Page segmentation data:
────────────────────

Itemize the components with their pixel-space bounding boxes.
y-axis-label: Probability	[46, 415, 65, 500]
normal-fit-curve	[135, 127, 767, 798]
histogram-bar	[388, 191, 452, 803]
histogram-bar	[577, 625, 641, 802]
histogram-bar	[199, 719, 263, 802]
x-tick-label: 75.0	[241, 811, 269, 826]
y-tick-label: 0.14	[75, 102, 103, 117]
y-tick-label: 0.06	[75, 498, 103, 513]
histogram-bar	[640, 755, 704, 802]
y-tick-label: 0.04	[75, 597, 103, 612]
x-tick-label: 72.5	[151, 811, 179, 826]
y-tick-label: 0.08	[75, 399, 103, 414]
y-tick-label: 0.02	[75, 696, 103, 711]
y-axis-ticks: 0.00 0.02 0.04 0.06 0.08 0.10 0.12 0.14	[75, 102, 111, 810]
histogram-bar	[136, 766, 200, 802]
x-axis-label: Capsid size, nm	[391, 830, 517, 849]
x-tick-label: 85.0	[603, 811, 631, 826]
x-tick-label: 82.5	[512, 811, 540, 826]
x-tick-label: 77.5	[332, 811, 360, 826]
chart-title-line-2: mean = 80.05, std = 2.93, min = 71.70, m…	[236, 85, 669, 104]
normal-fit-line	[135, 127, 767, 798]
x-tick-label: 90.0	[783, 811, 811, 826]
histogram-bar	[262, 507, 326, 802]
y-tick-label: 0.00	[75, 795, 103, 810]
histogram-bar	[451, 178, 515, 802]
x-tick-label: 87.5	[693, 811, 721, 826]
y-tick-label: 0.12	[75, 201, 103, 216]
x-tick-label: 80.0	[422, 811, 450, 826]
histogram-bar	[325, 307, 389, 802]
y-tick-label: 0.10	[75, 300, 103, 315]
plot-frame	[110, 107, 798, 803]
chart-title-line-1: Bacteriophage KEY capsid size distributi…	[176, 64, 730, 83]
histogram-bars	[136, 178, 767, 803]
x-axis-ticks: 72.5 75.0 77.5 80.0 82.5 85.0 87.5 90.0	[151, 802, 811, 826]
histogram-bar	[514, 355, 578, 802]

────────────────────

Work item
Only lines with the word "title" are wanted; pull each of them from the records.

Result below
chart-title-line-2: mean = 80.05, std = 2.93, min = 71.70, m…	[236, 85, 669, 104]
chart-title-line-1: Bacteriophage KEY capsid size distributi…	[176, 64, 730, 83]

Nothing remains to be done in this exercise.